▶ Your goal
Your task is to output the data exactly as it stands.

──────── Record extracts

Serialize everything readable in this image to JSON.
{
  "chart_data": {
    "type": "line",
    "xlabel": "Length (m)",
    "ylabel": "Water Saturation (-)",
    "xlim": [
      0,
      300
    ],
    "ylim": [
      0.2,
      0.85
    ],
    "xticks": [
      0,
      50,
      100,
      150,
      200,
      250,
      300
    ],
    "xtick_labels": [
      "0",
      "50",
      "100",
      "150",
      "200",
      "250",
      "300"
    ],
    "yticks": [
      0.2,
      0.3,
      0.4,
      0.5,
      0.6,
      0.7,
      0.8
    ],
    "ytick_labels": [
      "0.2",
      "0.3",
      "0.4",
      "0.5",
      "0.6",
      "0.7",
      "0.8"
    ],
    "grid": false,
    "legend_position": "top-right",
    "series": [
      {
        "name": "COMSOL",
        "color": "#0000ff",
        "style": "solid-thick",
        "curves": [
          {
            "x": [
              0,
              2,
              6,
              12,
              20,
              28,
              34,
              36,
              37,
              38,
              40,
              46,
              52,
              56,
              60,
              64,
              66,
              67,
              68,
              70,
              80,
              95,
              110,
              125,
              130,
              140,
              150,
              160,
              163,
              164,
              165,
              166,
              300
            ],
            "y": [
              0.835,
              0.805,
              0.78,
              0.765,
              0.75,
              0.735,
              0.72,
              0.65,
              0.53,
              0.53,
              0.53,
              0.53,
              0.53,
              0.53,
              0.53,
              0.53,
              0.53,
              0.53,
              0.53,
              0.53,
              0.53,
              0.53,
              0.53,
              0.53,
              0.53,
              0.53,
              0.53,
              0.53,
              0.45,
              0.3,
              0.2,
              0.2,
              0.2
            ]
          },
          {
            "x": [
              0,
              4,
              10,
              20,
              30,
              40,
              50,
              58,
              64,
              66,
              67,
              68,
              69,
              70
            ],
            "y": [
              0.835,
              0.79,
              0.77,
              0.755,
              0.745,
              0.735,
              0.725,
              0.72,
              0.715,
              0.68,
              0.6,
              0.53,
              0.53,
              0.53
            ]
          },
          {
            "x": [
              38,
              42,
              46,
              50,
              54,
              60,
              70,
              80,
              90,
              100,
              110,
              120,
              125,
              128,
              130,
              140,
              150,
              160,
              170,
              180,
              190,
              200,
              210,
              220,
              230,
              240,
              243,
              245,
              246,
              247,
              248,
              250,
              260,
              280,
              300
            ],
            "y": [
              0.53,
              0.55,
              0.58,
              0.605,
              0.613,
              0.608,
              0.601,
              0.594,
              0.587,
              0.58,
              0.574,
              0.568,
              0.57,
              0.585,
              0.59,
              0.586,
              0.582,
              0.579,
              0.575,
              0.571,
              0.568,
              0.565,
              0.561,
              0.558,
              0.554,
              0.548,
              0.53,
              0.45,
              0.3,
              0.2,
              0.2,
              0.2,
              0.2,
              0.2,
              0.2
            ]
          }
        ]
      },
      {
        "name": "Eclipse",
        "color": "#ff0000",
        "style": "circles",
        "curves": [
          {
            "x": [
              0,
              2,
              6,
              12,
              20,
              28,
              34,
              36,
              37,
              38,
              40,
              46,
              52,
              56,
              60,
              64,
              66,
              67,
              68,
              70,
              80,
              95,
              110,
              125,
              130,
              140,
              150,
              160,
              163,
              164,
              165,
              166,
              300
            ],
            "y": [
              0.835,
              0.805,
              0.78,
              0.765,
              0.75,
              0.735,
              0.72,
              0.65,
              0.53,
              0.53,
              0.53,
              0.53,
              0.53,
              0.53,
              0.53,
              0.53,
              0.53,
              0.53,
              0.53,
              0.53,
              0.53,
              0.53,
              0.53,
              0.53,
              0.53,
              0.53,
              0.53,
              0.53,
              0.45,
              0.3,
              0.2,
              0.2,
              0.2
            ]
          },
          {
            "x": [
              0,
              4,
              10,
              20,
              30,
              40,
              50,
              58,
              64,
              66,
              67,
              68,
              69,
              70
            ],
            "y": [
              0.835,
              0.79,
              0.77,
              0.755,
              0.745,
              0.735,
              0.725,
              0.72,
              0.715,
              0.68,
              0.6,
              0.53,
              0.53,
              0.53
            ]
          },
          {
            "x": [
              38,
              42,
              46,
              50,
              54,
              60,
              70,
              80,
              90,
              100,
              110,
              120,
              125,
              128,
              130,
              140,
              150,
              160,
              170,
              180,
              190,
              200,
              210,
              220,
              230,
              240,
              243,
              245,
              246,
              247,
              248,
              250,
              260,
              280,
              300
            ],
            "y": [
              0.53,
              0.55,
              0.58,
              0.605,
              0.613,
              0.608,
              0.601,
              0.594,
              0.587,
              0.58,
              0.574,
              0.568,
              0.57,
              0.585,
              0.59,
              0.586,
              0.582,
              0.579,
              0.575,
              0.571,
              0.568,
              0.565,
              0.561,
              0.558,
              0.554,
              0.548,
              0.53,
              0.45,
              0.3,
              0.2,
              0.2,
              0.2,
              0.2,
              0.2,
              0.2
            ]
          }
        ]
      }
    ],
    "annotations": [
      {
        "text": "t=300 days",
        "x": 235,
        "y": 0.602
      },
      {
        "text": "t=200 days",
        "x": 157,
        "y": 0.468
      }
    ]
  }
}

────────────────

▶ Exercise answer
Serialize everything readable in this image to JSON.
{
  "chart_data": {
    "type": "line",
    "xlabel": "Length (m)",
    "ylabel": "Water Saturation (-)",
    "xlim": [
      0,
      300
    ],
    "ylim": [
      0.2,
      0.85
    ],
    "xticks": [
      0,
      50,
      100,
      150,
      200,
      250,
      300
    ],
    "xtick_labels": [
      "0",
      "50",
      "100",
      "150",
      "200",
      "250",
      "300"
    ],
    "yticks": [
      0.2,
      0.3,
      0.4,
      0.5,
      0.6,
      0.7,
      0.8
    ],
    "ytick_labels": [
      "0.2",
      "0.3",
      "0.4",
      "0.5",
      "0.6",
      "0.7",
      "0.8"
    ],
    "grid": false,
    "legend_position": "top-right",
    "series": [
      {
        "name": "COMSOL",
        "color": "#0000ff",
        "style": "solid-thick",
        "curves": [
          {
            "x": [
              0,
              2,
              6,
              12,
              20,
              28,
              34,
              36,
              37,
              38,
              40,
              46,
              52,
              56,
              60,
              64,
              66,
              67,
              68,
              70,
              80,
              95,
              110,
              125,
              130,
              140,
              150,
              160,
              163,
              164,
              165,
              166,
              300
            ],
            "y": [
              0.835,
              0.805,
              0.78,
              0.765,
              0.75,
              0.735,
              0.72,
              0.65,
              0.53,
              0.53,
              0.53,
              0.53,
              0.53,
              0.53,
              0.53,
              0.53,
              0.53,
              0.53,
              0.53,
              0.53,
              0.53,
              0.53,
              0.53,
              0.53,
              0.53,
              0.53,
              0.53,
              0.53,
              0.45,
              0.3,
              0.2,
              0.2,
              0.2
            ]
          },
          {
            "x": [
              0,
              4,
              10,
              20,
              30,
              40,
              50,
              58,
              64,
              66,
              67,
              68,
              69,
              70
            ],
            "y": [
              0.835,
              0.79,
              0.77,
              0.755,
              0.745,
              0.735,
              0.725,
              0.72,
              0.715,
              0.68,
              0.6,
              0.53,
              0.53,
              0.53
            ]
          },
          {
            "x": [
              38,
              42,
              46,
              50,
              54,
              60,
              70,
              80,
              90,
              100,
              110,
              120,
              125,
              128,
              130,
              140,
              150,
              160,
              170,
              180,
              190,
              200,
              210,
              220,
              230,
              240,
              243,
              245,
              246,
              247,
              248,
              250,
              260,
              280,
              300
            ],
            "y": [
              0.53,
              0.55,
              0.58,
              0.605,
              0.613,
              0.608,
              0.601,
              0.594,
              0.587,
              0.58,
              0.574,
              0.568,
              0.57,
              0.585,
              0.59,
              0.586,
              0.582,
              0.579,
              0.575,
              0.571,
              0.568,
              0.565,
              0.561,
              0.558,
              0.554,
              0.548,
              0.53,
              0.45,
              0.3,
              0.2,
              0.2,
              0.2,
              0.2,
              0.2,
              0.2
            ]
          }
        ]
      },
      {
        "name": "Eclipse",
        "color": "#ff0000",
        "style": "circles",
        "curves": [
          {
            "x": [
              0,
              2,
              6,
              12,
              20,
              28,
              34,
              36,
              37,
              38,
              40,
              46,
              52,
              56,
              60,
              64,
              66,
              67,
              68,
              70,
              80,
              95,
              110,
              125,
              130,
              140,
              150,
              160,
              163,
              164,
              165,
              166,
              300
            ],
            "y": [
              0.835,
              0.805,
              0.78,
              0.765,
              0.75,
              0.735,
              0.72,
              0.65,
              0.53,
              0.53,
              0.53,
              0.53,
              0.53,
              0.53,
              0.53,
              0.53,
              0.53,
              0.53,
              0.53,
              0.53,
              0.53,
              0.53,
              0.53,
              0.53,
              0.53,
              0.53,
              0.53,
              0.53,
              0.45,
              0.3,
              0.2,
              0.2,
              0.2
            ]
          },
          {
            "x": [
              0,
              4,
              10,
              20,
              30,
              40,
              50,
              58,
              64,
              66,
              67,
              68,
              69,
              70
            ],
            "y": [
              0.835,
              0.79,
              0.77,
              0.755,
              0.745,
              0.735,
              0.725,
              0.72,
              0.715,
              0.68,
              0.6,
              0.53,
              0.53,
              0.53
            ]
          },
          {
            "x": [
              38,
              42,
              46,
              50,
              54,
              60,
              70,
              80,
              90,
              100,
              110,
              120,
              125,
              128,
              130,
              140,
              150,
              160,
              170,
              180,
              190,
              200,
              210,
              220,
              230,
              240,
              243,
              245,
              246,
              247,
              248,
              250,
              260,
              280,
              300
            ],
            "y": [
              0.53,
              0.55,
              0.58,
              0.605,
              0.613,
              0.608,
              0.601,
              0.594,
              0.587,
              0.58,
              0.574,
              0.568,
              0.57,
              0.585,
              0.59,
              0.586,
              0.582,
              0.579,
              0.575,
              0.571,
              0.568,
              0.565,
              0.561,
              0.558,
              0.554,
              0.548,
              0.53,
              0.45,
              0.3,
              0.2,
              0.2,
              0.2,
              0.2,
              0.2,
              0.2
            ]
          }
        ]
      }
    ],
    "annotations": [
      {
        "text": "t=300 days",
        "x": 235,
        "y": 0.602
      },
      {
        "text": "t=200 days",
        "x": 157,
        "y": 0.468
      }
    ]
  }
}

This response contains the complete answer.